### WHAT IS EXPECTED
Your task is to retype each line of the data below exactly.

### RECORD EXCERPTS

>>>>

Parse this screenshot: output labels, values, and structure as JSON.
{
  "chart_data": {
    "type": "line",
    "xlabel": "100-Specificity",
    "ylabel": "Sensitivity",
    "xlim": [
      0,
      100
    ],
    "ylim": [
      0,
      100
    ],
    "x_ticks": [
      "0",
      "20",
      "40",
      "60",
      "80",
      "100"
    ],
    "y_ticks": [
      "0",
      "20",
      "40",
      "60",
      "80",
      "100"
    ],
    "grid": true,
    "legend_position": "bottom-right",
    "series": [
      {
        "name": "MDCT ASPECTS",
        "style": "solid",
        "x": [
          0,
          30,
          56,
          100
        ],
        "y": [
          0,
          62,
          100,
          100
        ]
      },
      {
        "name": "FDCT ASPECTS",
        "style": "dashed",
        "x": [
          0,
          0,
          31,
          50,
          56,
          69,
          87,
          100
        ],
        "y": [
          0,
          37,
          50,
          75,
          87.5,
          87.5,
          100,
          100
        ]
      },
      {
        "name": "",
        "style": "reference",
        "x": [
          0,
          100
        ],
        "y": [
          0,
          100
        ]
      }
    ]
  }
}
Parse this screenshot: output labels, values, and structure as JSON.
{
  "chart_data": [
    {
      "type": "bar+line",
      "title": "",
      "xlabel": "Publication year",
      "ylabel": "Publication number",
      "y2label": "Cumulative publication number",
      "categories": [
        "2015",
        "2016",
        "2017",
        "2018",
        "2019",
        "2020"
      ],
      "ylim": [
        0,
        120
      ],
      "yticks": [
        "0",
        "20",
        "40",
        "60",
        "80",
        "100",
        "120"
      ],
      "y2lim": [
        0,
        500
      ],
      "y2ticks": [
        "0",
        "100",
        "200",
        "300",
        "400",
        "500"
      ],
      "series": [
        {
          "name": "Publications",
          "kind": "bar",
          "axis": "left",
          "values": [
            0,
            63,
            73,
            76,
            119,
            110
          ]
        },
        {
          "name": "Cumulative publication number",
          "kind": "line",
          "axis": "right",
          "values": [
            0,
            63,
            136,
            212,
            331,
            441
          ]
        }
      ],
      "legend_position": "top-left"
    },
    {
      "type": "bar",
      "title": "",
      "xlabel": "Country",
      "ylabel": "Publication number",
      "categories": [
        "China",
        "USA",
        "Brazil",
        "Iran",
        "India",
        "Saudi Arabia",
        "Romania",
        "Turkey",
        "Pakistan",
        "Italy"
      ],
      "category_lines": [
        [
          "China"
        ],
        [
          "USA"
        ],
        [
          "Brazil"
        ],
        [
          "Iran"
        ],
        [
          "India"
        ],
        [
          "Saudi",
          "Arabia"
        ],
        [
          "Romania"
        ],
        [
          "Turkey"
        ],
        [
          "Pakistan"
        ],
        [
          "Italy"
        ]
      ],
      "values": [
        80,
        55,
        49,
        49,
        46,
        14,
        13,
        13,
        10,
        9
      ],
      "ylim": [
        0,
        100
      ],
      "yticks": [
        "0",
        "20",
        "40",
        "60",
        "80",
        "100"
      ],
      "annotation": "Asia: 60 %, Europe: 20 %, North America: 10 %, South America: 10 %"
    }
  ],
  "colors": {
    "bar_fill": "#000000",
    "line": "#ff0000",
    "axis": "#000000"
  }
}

<<<<

### RESULT OF THE EXERCISE
Parse this screenshot: output labels, values, and structure as JSON.
{
  "chart_data": {
    "type": "line",
    "xlabel": "100-Specificity",
    "ylabel": "Sensitivity",
    "xlim": [
      0,
      100
    ],
    "ylim": [
      0,
      100
    ],
    "x_ticks": [
      "0",
      "20",
      "40",
      "60",
      "80",
      "100"
    ],
    "y_ticks": [
      "0",
      "20",
      "40",
      "60",
      "80",
      "100"
    ],
    "grid": true,
    "legend_position": "bottom-right",
    "series": [
      {
        "name": "MDCT ASPECTS",
        "style": "solid",
        "x": [
          0,
          30,
          56,
          100
        ],
        "y": [
          0,
          62,
          100,
          100
        ]
      },
      {
        "name": "FDCT ASPECTS",
        "style": "dashed",
        "x": [
          0,
          0,
          31,
          50,
          56,
          69,
          87,
          100
        ],
        "y": [
          0,
          37,
          50,
          75,
          87.5,
          87.5,
          100,
          100
        ]
      },
      {
        "name": "",
        "style": "reference",
        "x": [
          0,
          100
        ],
        "y": [
          0,
          100
        ]
      }
    ]
  }
}
Parse this screenshot: output labels, values, and structure as JSON.
{
  "chart_data": [
    {
      "type": "bar+line",
      "title": "",
      "xlabel": "Publication year",
      "ylabel": "Publication number",
      "y2label": "Cumulative publication number",
      "categories": [
        "2015",
        "2016",
        "2017",
        "2018",
        "2019",
        "2020"
      ],
      "ylim": [
        0,
        120
      ],
      "yticks": [
        "0",
        "20",
        "40",
        "60",
        "80",
        "100",
        "120"
      ],
      "y2lim": [
        0,
        500
      ],
      "y2ticks": [
        "0",
        "100",
        "200",
        "300",
        "400",
        "500"
      ],
      "series": [
        {
          "name": "Publications",
          "kind": "bar",
          "axis": "left",
          "values": [
            0,
            63,
            73,
            76,
            119,
            110
          ]
        },
        {
          "name": "Cumulative publication number",
          "kind": "line",
          "axis": "right",
          "values": [
            0,
            63,
            136,
            212,
            331,
            441
          ]
        }
      ],
      "legend_position": "top-left"
    },
    {
      "type": "bar",
      "title": "",
      "xlabel": "Country",
      "ylabel": "Publication number",
      "categories": [
        "China",
        "USA",
        "Brazil",
        "Iran",
        "India",
        "Saudi Arabia",
        "Romania",
        "Turkey",
        "Pakistan",
        "Italy"
      ],
      "category_lines": [
        [
          "China"
        ],
        [
          "USA"
        ],
        [
          "Brazil"
        ],
        [
          "Iran"
        ],
        [
          "India"
        ],
        [
          "Saudi",
          "Arabia"
        ],
        [
          "Romania"
        ],
        [
          "Turkey"
        ],
        [
          "Pakistan"
        ],
        [
          "Italy"
        ]
      ],
      "values": [
        80,
        55,
        49,
        49,
        46,
        14,
        13,
        13,
        10,
        9
      ],
      "ylim": [
        0,
        100
      ],
      "yticks": [
        "0",
        "20",
        "40",
        "60",
        "80",
        "100"
      ],
      "annotation": "Asia: 60 %, Europe: 20 %, North America: 10 %, South America: 10 %"
    }
  ],
  "colors": {
    "bar_fill": "#000000",
    "line": "#ff0000",
    "axis": "#000000"
  }
}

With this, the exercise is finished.